Transcribe all the entries word for word, skipping the pictures.

[Stored data entries]
· · · ·
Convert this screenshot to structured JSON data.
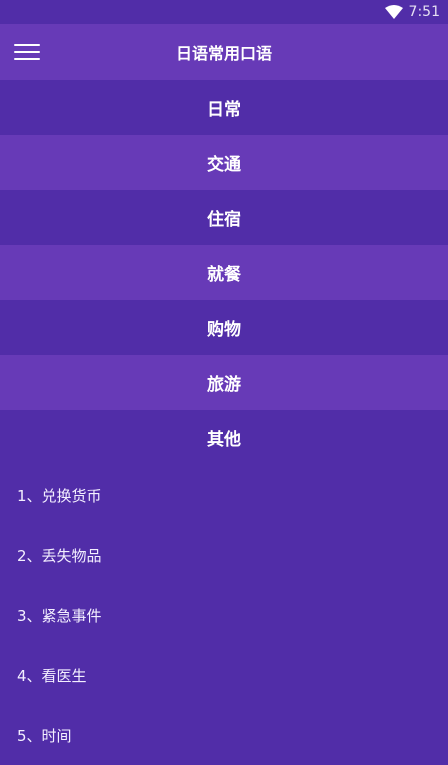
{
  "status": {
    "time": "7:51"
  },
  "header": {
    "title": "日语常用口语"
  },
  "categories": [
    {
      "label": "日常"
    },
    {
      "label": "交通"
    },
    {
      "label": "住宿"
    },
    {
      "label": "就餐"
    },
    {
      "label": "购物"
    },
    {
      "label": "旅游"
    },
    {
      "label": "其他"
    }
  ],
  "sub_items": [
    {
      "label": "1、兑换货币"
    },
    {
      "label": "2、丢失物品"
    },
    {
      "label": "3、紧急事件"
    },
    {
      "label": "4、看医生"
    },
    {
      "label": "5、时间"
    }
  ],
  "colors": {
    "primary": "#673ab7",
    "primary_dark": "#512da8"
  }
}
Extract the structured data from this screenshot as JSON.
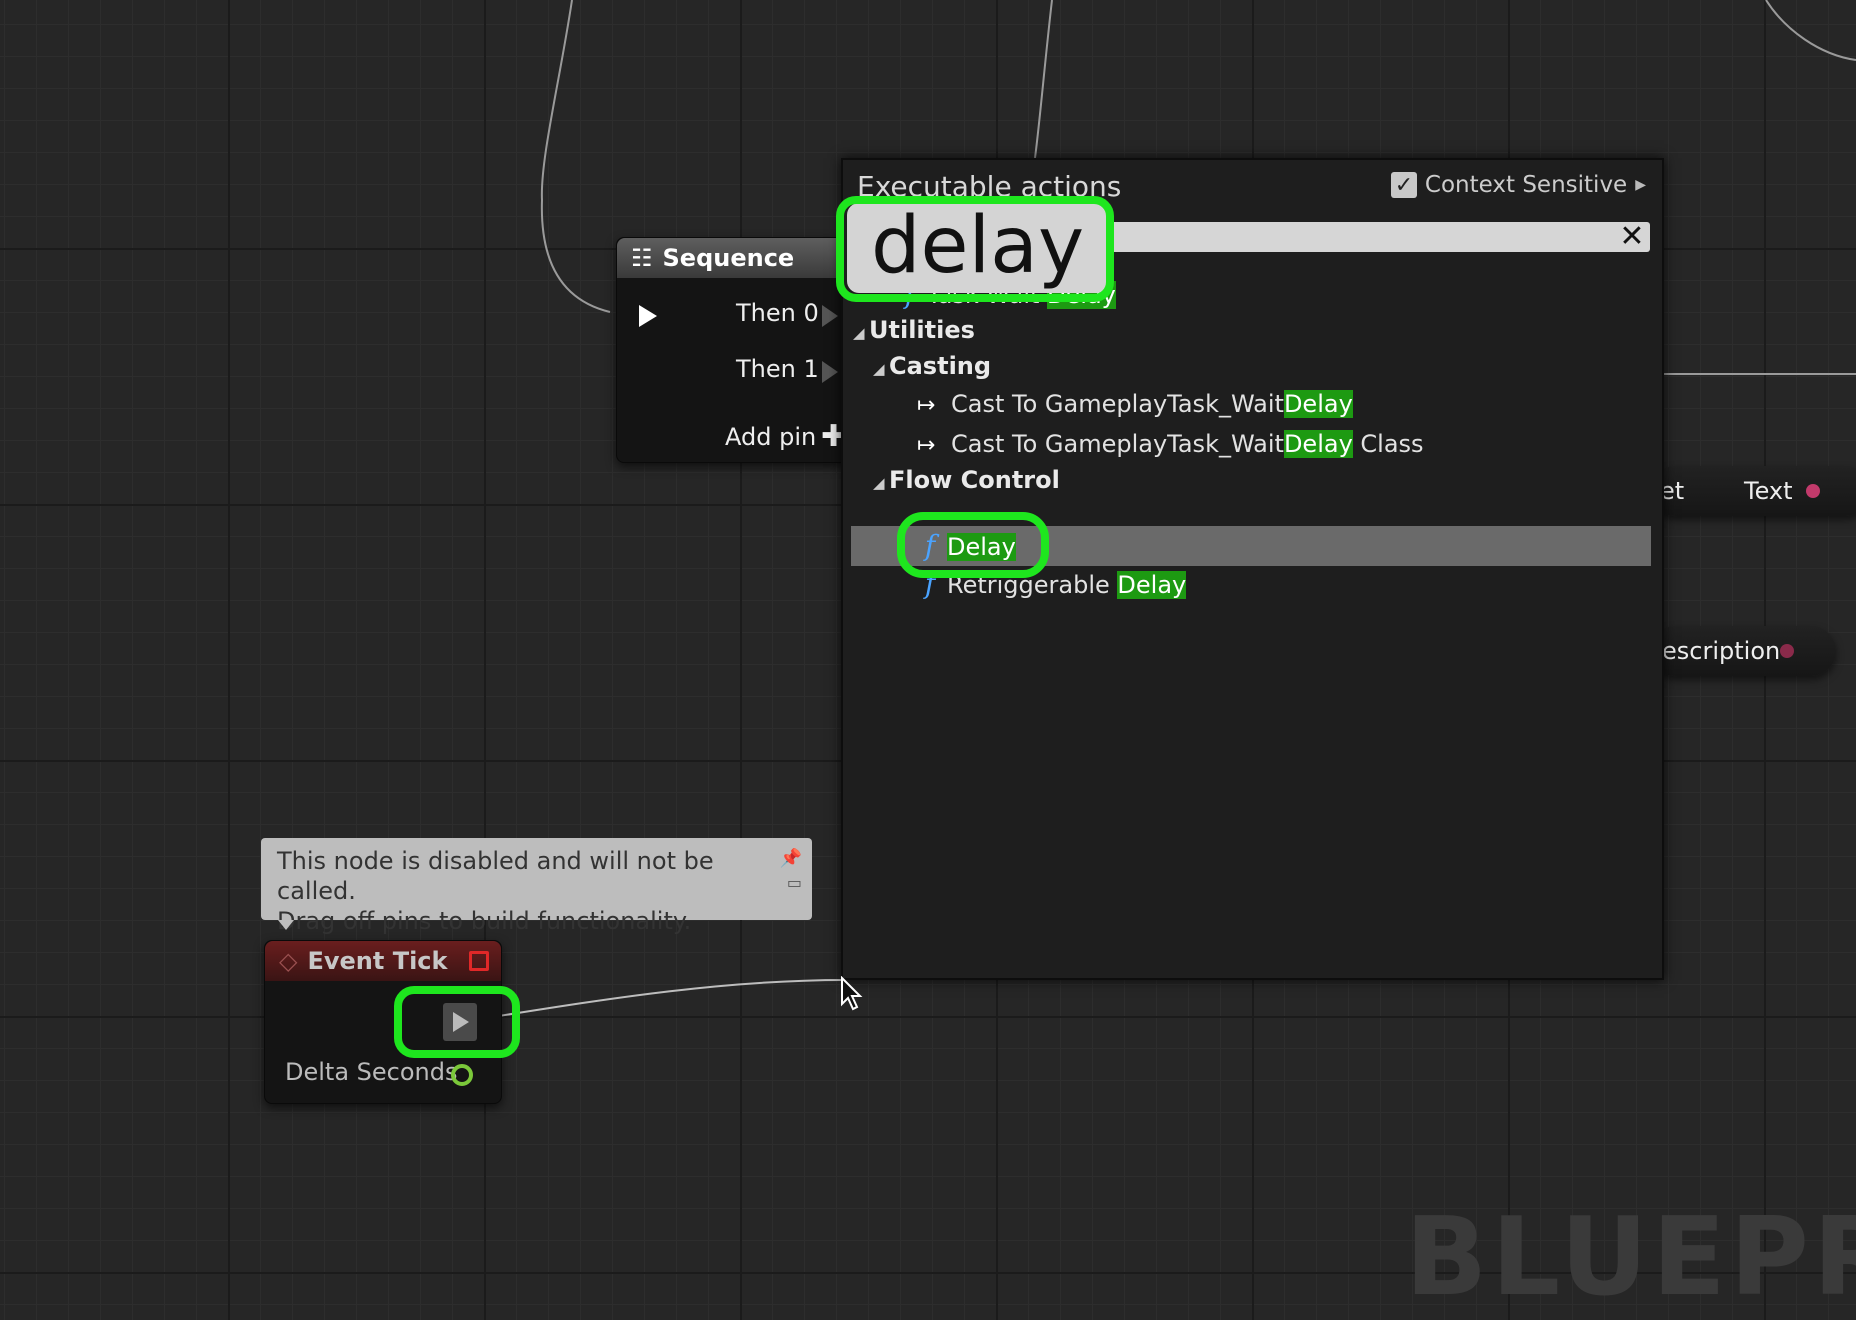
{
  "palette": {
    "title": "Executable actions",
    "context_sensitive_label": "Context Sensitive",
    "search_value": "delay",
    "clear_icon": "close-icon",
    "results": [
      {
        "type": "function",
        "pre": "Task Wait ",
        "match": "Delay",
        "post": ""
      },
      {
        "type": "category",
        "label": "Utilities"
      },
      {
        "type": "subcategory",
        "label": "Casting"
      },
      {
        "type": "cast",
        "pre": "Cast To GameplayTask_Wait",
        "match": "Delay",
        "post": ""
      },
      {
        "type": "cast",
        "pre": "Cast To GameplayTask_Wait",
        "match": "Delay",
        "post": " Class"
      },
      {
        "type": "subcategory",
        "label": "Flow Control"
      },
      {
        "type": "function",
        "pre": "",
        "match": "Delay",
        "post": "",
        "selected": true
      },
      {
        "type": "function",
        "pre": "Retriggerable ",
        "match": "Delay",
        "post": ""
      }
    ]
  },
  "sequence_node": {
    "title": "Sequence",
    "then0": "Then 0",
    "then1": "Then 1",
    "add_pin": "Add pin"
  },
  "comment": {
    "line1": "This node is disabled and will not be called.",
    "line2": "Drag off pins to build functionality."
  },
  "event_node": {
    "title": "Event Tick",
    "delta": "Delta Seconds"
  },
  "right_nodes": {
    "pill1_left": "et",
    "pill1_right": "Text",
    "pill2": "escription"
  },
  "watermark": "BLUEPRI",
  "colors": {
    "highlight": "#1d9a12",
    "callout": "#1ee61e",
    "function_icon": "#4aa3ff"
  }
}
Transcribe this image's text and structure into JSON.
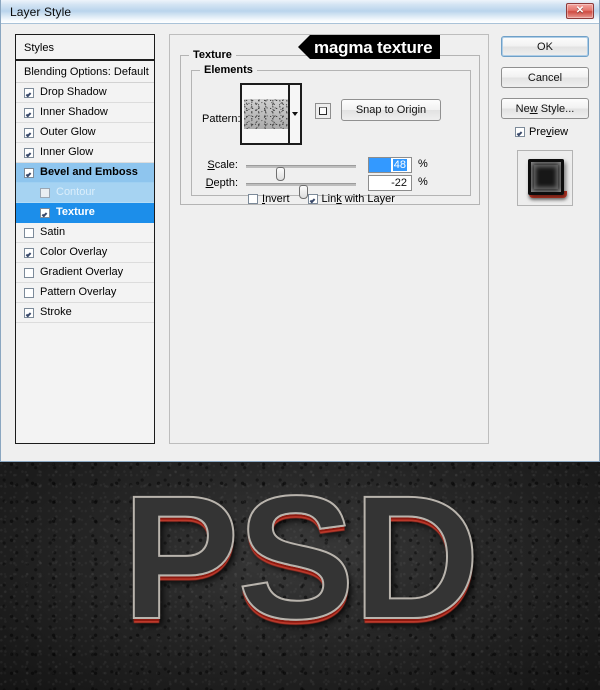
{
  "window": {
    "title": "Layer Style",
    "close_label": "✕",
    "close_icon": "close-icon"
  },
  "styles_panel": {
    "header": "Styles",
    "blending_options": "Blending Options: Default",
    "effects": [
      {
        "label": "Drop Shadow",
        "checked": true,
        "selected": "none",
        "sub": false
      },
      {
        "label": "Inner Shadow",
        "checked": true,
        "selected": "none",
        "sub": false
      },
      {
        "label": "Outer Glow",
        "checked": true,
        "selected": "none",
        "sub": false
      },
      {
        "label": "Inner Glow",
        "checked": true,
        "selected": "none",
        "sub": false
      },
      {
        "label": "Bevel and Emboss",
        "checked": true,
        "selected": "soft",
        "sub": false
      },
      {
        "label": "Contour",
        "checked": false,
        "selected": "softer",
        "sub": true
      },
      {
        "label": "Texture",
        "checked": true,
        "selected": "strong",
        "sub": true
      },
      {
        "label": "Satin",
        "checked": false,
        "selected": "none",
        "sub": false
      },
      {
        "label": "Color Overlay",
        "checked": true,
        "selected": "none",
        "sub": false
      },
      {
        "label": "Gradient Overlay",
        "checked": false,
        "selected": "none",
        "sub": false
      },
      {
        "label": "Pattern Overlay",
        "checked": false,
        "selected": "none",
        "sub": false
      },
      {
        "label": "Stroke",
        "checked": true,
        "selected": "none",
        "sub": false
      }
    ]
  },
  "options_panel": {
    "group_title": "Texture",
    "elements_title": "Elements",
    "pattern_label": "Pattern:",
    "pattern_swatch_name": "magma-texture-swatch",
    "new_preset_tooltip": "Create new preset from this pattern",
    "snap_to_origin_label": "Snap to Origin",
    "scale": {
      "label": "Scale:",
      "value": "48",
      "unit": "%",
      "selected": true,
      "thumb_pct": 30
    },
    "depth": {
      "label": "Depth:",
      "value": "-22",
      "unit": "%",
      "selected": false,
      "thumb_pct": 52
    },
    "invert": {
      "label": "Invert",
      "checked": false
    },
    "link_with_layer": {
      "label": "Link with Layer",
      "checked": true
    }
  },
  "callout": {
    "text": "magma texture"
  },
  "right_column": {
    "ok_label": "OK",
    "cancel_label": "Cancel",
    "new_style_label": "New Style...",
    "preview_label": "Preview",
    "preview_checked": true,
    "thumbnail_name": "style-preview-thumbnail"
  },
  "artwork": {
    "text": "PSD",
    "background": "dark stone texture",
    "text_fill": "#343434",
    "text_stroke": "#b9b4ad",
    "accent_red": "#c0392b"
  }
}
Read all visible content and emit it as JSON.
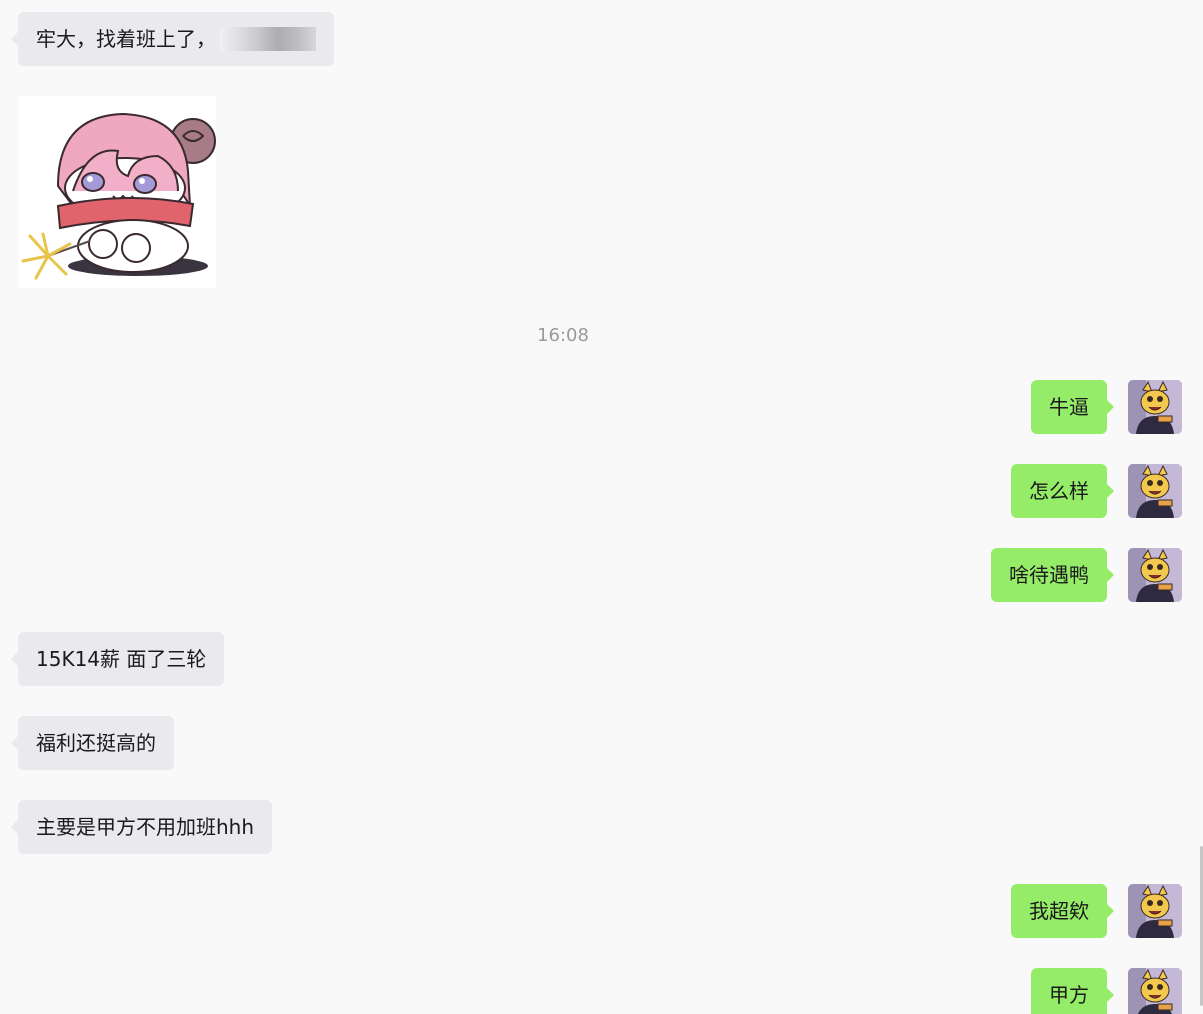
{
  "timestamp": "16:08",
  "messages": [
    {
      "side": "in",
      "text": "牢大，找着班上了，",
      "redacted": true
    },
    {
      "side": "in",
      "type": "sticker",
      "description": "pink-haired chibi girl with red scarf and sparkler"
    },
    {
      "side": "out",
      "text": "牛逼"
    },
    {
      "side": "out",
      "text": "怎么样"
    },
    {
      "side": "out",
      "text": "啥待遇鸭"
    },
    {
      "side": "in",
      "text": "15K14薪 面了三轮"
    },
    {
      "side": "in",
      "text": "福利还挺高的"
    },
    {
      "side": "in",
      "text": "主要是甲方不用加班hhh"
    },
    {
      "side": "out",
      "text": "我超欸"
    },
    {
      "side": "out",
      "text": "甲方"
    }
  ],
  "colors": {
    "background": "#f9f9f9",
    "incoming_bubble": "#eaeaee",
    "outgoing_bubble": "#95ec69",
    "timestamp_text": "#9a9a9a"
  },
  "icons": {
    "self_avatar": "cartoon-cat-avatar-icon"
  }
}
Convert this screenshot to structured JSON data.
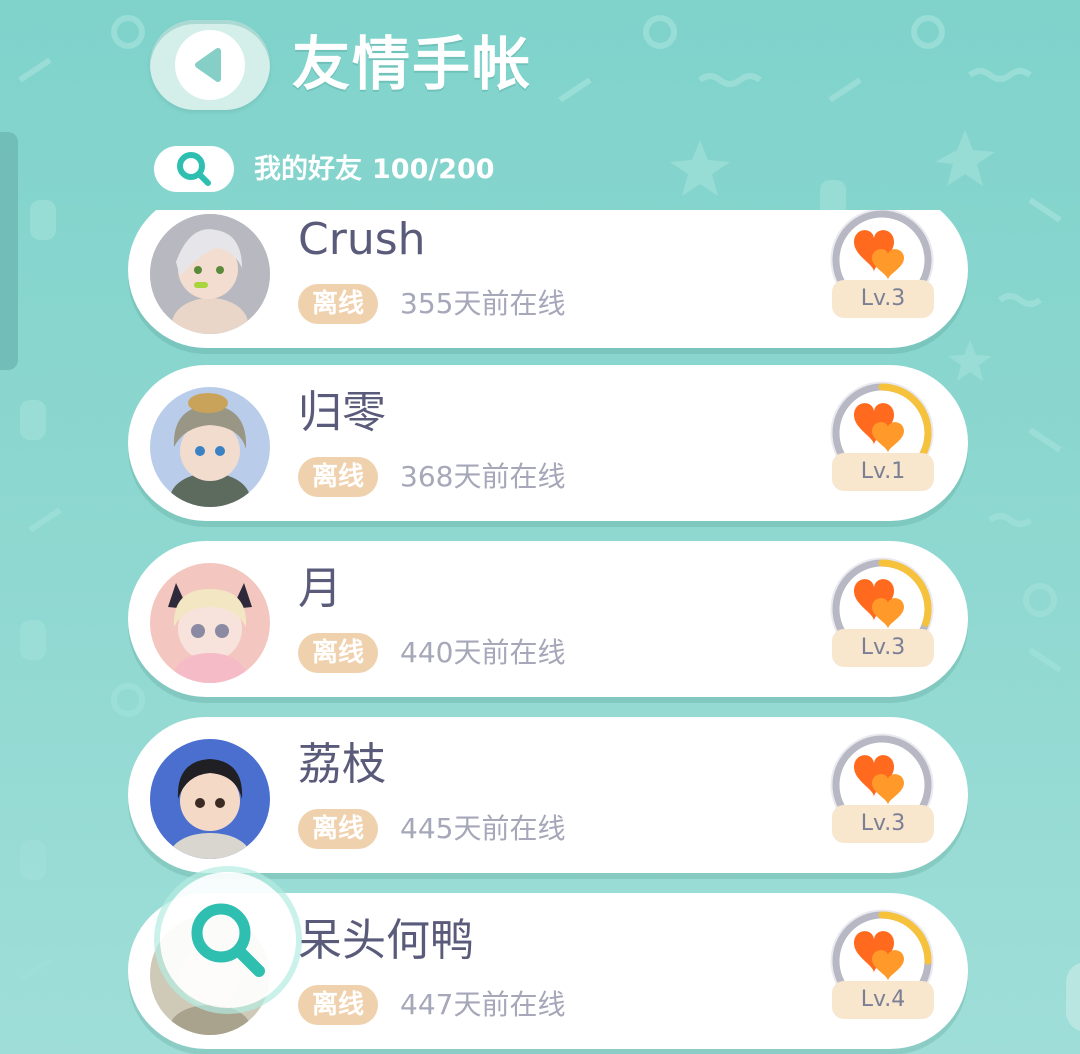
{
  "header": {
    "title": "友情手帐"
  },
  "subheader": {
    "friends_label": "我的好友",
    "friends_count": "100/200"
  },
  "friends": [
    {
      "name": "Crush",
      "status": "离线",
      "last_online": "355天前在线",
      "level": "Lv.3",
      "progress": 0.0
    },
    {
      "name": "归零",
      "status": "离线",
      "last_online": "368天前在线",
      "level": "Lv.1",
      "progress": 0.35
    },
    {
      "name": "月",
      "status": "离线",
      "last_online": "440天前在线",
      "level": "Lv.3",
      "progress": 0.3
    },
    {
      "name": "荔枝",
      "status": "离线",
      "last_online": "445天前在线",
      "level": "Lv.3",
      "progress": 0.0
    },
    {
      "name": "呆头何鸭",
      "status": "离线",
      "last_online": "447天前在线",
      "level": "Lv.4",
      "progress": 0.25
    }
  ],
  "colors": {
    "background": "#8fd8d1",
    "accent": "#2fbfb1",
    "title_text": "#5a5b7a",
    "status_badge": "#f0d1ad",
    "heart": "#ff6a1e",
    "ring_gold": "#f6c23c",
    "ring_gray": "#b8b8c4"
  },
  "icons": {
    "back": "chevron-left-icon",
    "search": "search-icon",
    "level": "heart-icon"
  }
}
· · · ·
[Completed task]
Convert this screenshot to structured JSON data.
{
  "status": {
    "time": "7:51"
  },
  "header": {
    "title": "日语常用口语"
  },
  "categories": [
    {
      "label": "日常"
    },
    {
      "label": "交通"
    },
    {
      "label": "住宿"
    },
    {
      "label": "就餐"
    },
    {
      "label": "购物"
    },
    {
      "label": "旅游"
    },
    {
      "label": "其他"
    }
  ],
  "sub_items": [
    {
      "label": "1、兑换货币"
    },
    {
      "label": "2、丢失物品"
    },
    {
      "label": "3、紧急事件"
    },
    {
      "label": "4、看医生"
    },
    {
      "label": "5、时间"
    }
  ],
  "colors": {
    "primary": "#673ab7",
    "primary_dark": "#512da8"
  }
}
Extract the structured data from this screenshot as JSON.
{
  "palette": {
    "title": "Executable actions",
    "context_sensitive_label": "Context Sensitive",
    "search_value": "delay",
    "clear_icon": "close-icon",
    "results": [
      {
        "type": "function",
        "pre": "Task Wait ",
        "match": "Delay",
        "post": ""
      },
      {
        "type": "category",
        "label": "Utilities"
      },
      {
        "type": "subcategory",
        "label": "Casting"
      },
      {
        "type": "cast",
        "pre": "Cast To GameplayTask_Wait",
        "match": "Delay",
        "post": ""
      },
      {
        "type": "cast",
        "pre": "Cast To GameplayTask_Wait",
        "match": "Delay",
        "post": " Class"
      },
      {
        "type": "subcategory",
        "label": "Flow Control"
      },
      {
        "type": "function",
        "pre": "",
        "match": "Delay",
        "post": "",
        "selected": true
      },
      {
        "type": "function",
        "pre": "Retriggerable ",
        "match": "Delay",
        "post": ""
      }
    ]
  },
  "sequence_node": {
    "title": "Sequence",
    "then0": "Then 0",
    "then1": "Then 1",
    "add_pin": "Add pin"
  },
  "comment": {
    "line1": "This node is disabled and will not be called.",
    "line2": "Drag off pins to build functionality."
  },
  "event_node": {
    "title": "Event Tick",
    "delta": "Delta Seconds"
  },
  "right_nodes": {
    "pill1_left": "et",
    "pill1_right": "Text",
    "pill2": "escription"
  },
  "watermark": "BLUEPRI",
  "colors": {
    "highlight": "#1d9a12",
    "callout": "#1ee61e",
    "function_icon": "#4aa3ff"
  }
}
Transcribe this image's text and structure into JSON.
{
  "window": {
    "title": "Layer Style",
    "close_label": "✕",
    "close_icon": "close-icon"
  },
  "styles_panel": {
    "header": "Styles",
    "blending_options": "Blending Options: Default",
    "effects": [
      {
        "label": "Drop Shadow",
        "checked": true,
        "selected": "none",
        "sub": false
      },
      {
        "label": "Inner Shadow",
        "checked": true,
        "selected": "none",
        "sub": false
      },
      {
        "label": "Outer Glow",
        "checked": true,
        "selected": "none",
        "sub": false
      },
      {
        "label": "Inner Glow",
        "checked": true,
        "selected": "none",
        "sub": false
      },
      {
        "label": "Bevel and Emboss",
        "checked": true,
        "selected": "soft",
        "sub": false
      },
      {
        "label": "Contour",
        "checked": false,
        "selected": "softer",
        "sub": true
      },
      {
        "label": "Texture",
        "checked": true,
        "selected": "strong",
        "sub": true
      },
      {
        "label": "Satin",
        "checked": false,
        "selected": "none",
        "sub": false
      },
      {
        "label": "Color Overlay",
        "checked": true,
        "selected": "none",
        "sub": false
      },
      {
        "label": "Gradient Overlay",
        "checked": false,
        "selected": "none",
        "sub": false
      },
      {
        "label": "Pattern Overlay",
        "checked": false,
        "selected": "none",
        "sub": false
      },
      {
        "label": "Stroke",
        "checked": true,
        "selected": "none",
        "sub": false
      }
    ]
  },
  "options_panel": {
    "group_title": "Texture",
    "elements_title": "Elements",
    "pattern_label": "Pattern:",
    "pattern_swatch_name": "magma-texture-swatch",
    "new_preset_tooltip": "Create new preset from this pattern",
    "snap_to_origin_label": "Snap to Origin",
    "scale": {
      "label": "Scale:",
      "value": "48",
      "unit": "%",
      "selected": true,
      "thumb_pct": 30
    },
    "depth": {
      "label": "Depth:",
      "value": "-22",
      "unit": "%",
      "selected": false,
      "thumb_pct": 52
    },
    "invert": {
      "label": "Invert",
      "checked": false
    },
    "link_with_layer": {
      "label": "Link with Layer",
      "checked": true
    }
  },
  "callout": {
    "text": "magma texture"
  },
  "right_column": {
    "ok_label": "OK",
    "cancel_label": "Cancel",
    "new_style_label": "New Style...",
    "preview_label": "Preview",
    "preview_checked": true,
    "thumbnail_name": "style-preview-thumbnail"
  },
  "artwork": {
    "text": "PSD",
    "background": "dark stone texture",
    "text_fill": "#343434",
    "text_stroke": "#b9b4ad",
    "accent_red": "#c0392b"
  }
}
Read all visible content and emit it as JSON.
{
  "timestamp": "16:08",
  "messages": [
    {
      "side": "in",
      "text": "牢大，找着班上了，",
      "redacted": true
    },
    {
      "side": "in",
      "type": "sticker",
      "description": "pink-haired chibi girl with red scarf and sparkler"
    },
    {
      "side": "out",
      "text": "牛逼"
    },
    {
      "side": "out",
      "text": "怎么样"
    },
    {
      "side": "out",
      "text": "啥待遇鸭"
    },
    {
      "side": "in",
      "text": "15K14薪 面了三轮"
    },
    {
      "side": "in",
      "text": "福利还挺高的"
    },
    {
      "side": "in",
      "text": "主要是甲方不用加班hhh"
    },
    {
      "side": "out",
      "text": "我超欸"
    },
    {
      "side": "out",
      "text": "甲方"
    }
  ],
  "colors": {
    "background": "#f9f9f9",
    "incoming_bubble": "#eaeaee",
    "outgoing_bubble": "#95ec69",
    "timestamp_text": "#9a9a9a"
  },
  "icons": {
    "self_avatar": "cartoon-cat-avatar-icon"
  }
}
Convert this screenshot to structured JSON data.
{
  "header": {
    "title": "友情手帐"
  },
  "subheader": {
    "friends_label": "我的好友",
    "friends_count": "100/200"
  },
  "friends": [
    {
      "name": "Crush",
      "status": "离线",
      "last_online": "355天前在线",
      "level": "Lv.3",
      "progress": 0.0
    },
    {
      "name": "归零",
      "status": "离线",
      "last_online": "368天前在线",
      "level": "Lv.1",
      "progress": 0.35
    },
    {
      "name": "月",
      "status": "离线",
      "last_online": "440天前在线",
      "level": "Lv.3",
      "progress": 0.3
    },
    {
      "name": "荔枝",
      "status": "离线",
      "last_online": "445天前在线",
      "level": "Lv.3",
      "progress": 0.0
    },
    {
      "name": "呆头何鸭",
      "status": "离线",
      "last_online": "447天前在线",
      "level": "Lv.4",
      "progress": 0.25
    }
  ],
  "colors": {
    "background": "#8fd8d1",
    "accent": "#2fbfb1",
    "title_text": "#5a5b7a",
    "status_badge": "#f0d1ad",
    "heart": "#ff6a1e",
    "ring_gold": "#f6c23c",
    "ring_gray": "#b8b8c4"
  },
  "icons": {
    "back": "chevron-left-icon",
    "search": "search-icon",
    "level": "heart-icon"
  }
}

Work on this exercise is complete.